◆ Instructions for the task
Repeat the material exactly, every line of it.

※ ※ ※

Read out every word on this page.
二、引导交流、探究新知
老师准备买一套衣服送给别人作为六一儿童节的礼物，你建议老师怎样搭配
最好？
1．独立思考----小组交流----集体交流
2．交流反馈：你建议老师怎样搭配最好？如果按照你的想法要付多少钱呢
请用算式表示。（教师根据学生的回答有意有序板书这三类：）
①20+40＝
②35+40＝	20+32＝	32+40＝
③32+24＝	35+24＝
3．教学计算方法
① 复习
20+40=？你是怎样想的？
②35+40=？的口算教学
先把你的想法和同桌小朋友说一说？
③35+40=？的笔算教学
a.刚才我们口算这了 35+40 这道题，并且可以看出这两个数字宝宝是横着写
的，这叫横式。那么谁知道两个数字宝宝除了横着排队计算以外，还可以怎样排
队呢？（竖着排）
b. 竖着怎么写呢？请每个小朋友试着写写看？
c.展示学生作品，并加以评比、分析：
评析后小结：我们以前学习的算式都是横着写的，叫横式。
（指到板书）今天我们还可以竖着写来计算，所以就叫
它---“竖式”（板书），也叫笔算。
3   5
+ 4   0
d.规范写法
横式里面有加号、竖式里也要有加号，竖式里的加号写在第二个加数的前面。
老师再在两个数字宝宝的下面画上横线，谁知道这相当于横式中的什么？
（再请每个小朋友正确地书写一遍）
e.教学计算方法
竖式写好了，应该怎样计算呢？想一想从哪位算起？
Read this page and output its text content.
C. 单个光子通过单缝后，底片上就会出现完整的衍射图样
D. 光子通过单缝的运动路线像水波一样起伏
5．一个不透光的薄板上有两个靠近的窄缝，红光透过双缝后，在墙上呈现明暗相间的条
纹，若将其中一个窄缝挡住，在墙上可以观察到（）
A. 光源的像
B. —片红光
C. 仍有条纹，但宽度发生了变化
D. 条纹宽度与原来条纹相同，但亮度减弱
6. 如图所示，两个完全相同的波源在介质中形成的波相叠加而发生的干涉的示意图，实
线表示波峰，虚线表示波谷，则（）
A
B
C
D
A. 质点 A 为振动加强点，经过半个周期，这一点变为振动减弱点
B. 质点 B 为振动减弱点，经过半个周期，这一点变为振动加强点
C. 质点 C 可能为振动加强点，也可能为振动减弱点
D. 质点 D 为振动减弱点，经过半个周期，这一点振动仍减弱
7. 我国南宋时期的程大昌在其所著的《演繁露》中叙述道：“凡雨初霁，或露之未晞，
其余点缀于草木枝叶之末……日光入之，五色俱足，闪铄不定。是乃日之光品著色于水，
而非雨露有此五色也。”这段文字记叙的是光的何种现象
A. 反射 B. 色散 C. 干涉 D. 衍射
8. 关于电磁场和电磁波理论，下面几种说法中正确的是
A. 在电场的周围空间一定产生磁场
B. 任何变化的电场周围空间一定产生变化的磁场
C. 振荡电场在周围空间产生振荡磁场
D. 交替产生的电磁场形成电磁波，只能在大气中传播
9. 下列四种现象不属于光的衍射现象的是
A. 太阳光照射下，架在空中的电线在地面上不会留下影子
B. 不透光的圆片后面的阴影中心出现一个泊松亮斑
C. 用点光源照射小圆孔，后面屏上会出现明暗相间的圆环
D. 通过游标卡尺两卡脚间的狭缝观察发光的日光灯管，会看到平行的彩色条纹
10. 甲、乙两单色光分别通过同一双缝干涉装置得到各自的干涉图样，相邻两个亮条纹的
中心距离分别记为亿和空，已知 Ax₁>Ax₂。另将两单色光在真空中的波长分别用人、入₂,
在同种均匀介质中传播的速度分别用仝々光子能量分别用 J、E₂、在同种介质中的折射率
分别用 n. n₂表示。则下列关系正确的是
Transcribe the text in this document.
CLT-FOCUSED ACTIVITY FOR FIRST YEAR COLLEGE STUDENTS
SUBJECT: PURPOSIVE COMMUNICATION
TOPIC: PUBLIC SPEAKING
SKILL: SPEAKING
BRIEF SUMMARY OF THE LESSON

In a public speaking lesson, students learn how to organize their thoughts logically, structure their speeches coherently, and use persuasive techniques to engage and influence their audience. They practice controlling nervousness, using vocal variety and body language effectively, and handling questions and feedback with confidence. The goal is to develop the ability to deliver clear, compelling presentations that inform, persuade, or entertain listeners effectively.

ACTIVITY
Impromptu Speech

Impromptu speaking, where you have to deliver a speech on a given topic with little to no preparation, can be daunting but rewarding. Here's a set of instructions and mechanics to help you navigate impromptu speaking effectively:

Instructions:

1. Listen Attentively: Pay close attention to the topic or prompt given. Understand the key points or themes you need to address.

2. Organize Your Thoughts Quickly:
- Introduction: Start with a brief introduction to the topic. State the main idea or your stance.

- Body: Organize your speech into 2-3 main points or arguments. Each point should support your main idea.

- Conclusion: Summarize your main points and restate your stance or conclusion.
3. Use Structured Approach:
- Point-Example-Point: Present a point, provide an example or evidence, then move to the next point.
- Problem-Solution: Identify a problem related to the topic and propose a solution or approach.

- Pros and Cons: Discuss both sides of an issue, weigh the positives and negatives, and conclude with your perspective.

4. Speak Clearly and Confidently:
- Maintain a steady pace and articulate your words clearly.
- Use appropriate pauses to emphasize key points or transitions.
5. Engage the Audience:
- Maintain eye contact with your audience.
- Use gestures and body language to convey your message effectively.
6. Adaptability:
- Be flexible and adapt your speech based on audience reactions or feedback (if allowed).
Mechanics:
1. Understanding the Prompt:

※ ※ ※

◆ Completed exercise
Read out every word on this page.
二、引导交流、探究新知
老师准备买一套衣服送给别人作为六一儿童节的礼物，你建议老师怎样搭配
最好？
1．独立思考----小组交流----集体交流
2．交流反馈：你建议老师怎样搭配最好？如果按照你的想法要付多少钱呢
请用算式表示。（教师根据学生的回答有意有序板书这三类：）
①20+40＝
②35+40＝	20+32＝	32+40＝
③32+24＝	35+24＝
3．教学计算方法
① 复习
20+40=？你是怎样想的？
②35+40=？的口算教学
先把你的想法和同桌小朋友说一说？
③35+40=？的笔算教学
a.刚才我们口算这了 35+40 这道题，并且可以看出这两个数字宝宝是横着写
的，这叫横式。那么谁知道两个数字宝宝除了横着排队计算以外，还可以怎样排
队呢？（竖着排）
b. 竖着怎么写呢？请每个小朋友试着写写看？
c.展示学生作品，并加以评比、分析：
评析后小结：我们以前学习的算式都是横着写的，叫横式。
（指到板书）今天我们还可以竖着写来计算，所以就叫
它---“竖式”（板书），也叫笔算。
3   5
+ 4   0
d.规范写法
横式里面有加号、竖式里也要有加号，竖式里的加号写在第二个加数的前面。
老师再在两个数字宝宝的下面画上横线，谁知道这相当于横式中的什么？
（再请每个小朋友正确地书写一遍）
e.教学计算方法
竖式写好了，应该怎样计算呢？想一想从哪位算起？
Read this page and output its text content.
C. 单个光子通过单缝后，底片上就会出现完整的衍射图样
D. 光子通过单缝的运动路线像水波一样起伏
5．一个不透光的薄板上有两个靠近的窄缝，红光透过双缝后，在墙上呈现明暗相间的条
纹，若将其中一个窄缝挡住，在墙上可以观察到（）
A. 光源的像
B. —片红光
C. 仍有条纹，但宽度发生了变化
D. 条纹宽度与原来条纹相同，但亮度减弱
6. 如图所示，两个完全相同的波源在介质中形成的波相叠加而发生的干涉的示意图，实
线表示波峰，虚线表示波谷，则（）
A
B
C
D
A. 质点 A 为振动加强点，经过半个周期，这一点变为振动减弱点
B. 质点 B 为振动减弱点，经过半个周期，这一点变为振动加强点
C. 质点 C 可能为振动加强点，也可能为振动减弱点
D. 质点 D 为振动减弱点，经过半个周期，这一点振动仍减弱
7. 我国南宋时期的程大昌在其所著的《演繁露》中叙述道：“凡雨初霁，或露之未晞，
其余点缀于草木枝叶之末……日光入之，五色俱足，闪铄不定。是乃日之光品著色于水，
而非雨露有此五色也。”这段文字记叙的是光的何种现象
A. 反射 B. 色散 C. 干涉 D. 衍射
8. 关于电磁场和电磁波理论，下面几种说法中正确的是
A. 在电场的周围空间一定产生磁场
B. 任何变化的电场周围空间一定产生变化的磁场
C. 振荡电场在周围空间产生振荡磁场
D. 交替产生的电磁场形成电磁波，只能在大气中传播
9. 下列四种现象不属于光的衍射现象的是
A. 太阳光照射下，架在空中的电线在地面上不会留下影子
B. 不透光的圆片后面的阴影中心出现一个泊松亮斑
C. 用点光源照射小圆孔，后面屏上会出现明暗相间的圆环
D. 通过游标卡尺两卡脚间的狭缝观察发光的日光灯管，会看到平行的彩色条纹
10. 甲、乙两单色光分别通过同一双缝干涉装置得到各自的干涉图样，相邻两个亮条纹的
中心距离分别记为亿和空，已知 Ax₁>Ax₂。另将两单色光在真空中的波长分别用人、入₂,
在同种均匀介质中传播的速度分别用仝々光子能量分别用 J、E₂、在同种介质中的折射率
分别用 n. n₂表示。则下列关系正确的是
Transcribe the text in this document.
CLT-FOCUSED ACTIVITY FOR FIRST YEAR COLLEGE STUDENTS
SUBJECT: PURPOSIVE COMMUNICATION
TOPIC: PUBLIC SPEAKING
SKILL: SPEAKING
BRIEF SUMMARY OF THE LESSON

In a public speaking lesson, students learn how to organize their thoughts logically, structure their speeches coherently, and use persuasive techniques to engage and influence their audience. They practice controlling nervousness, using vocal variety and body language effectively, and handling questions and feedback with confidence. The goal is to develop the ability to deliver clear, compelling presentations that inform, persuade, or entertain listeners effectively.

ACTIVITY
Impromptu Speech

Impromptu speaking, where you have to deliver a speech on a given topic with little to no preparation, can be daunting but rewarding. Here's a set of instructions and mechanics to help you navigate impromptu speaking effectively:

Instructions:

1. Listen Attentively: Pay close attention to the topic or prompt given. Understand the key points or themes you need to address.

2. Organize Your Thoughts Quickly:
- Introduction: Start with a brief introduction to the topic. State the main idea or your stance.

- Body: Organize your speech into 2-3 main points or arguments. Each point should support your main idea.

- Conclusion: Summarize your main points and restate your stance or conclusion.
3. Use Structured Approach:
- Point-Example-Point: Present a point, provide an example or evidence, then move to the next point.
- Problem-Solution: Identify a problem related to the topic and propose a solution or approach.

- Pros and Cons: Discuss both sides of an issue, weigh the positives and negatives, and conclude with your perspective.

4. Speak Clearly and Confidently:
- Maintain a steady pace and articulate your words clearly.
- Use appropriate pauses to emphasize key points or transitions.
5. Engage the Audience:
- Maintain eye contact with your audience.
- Use gestures and body language to convey your message effectively.
6. Adaptability:
- Be flexible and adapt your speech based on audience reactions or feedback (if allowed).
Mechanics:
1. Understanding the Prompt:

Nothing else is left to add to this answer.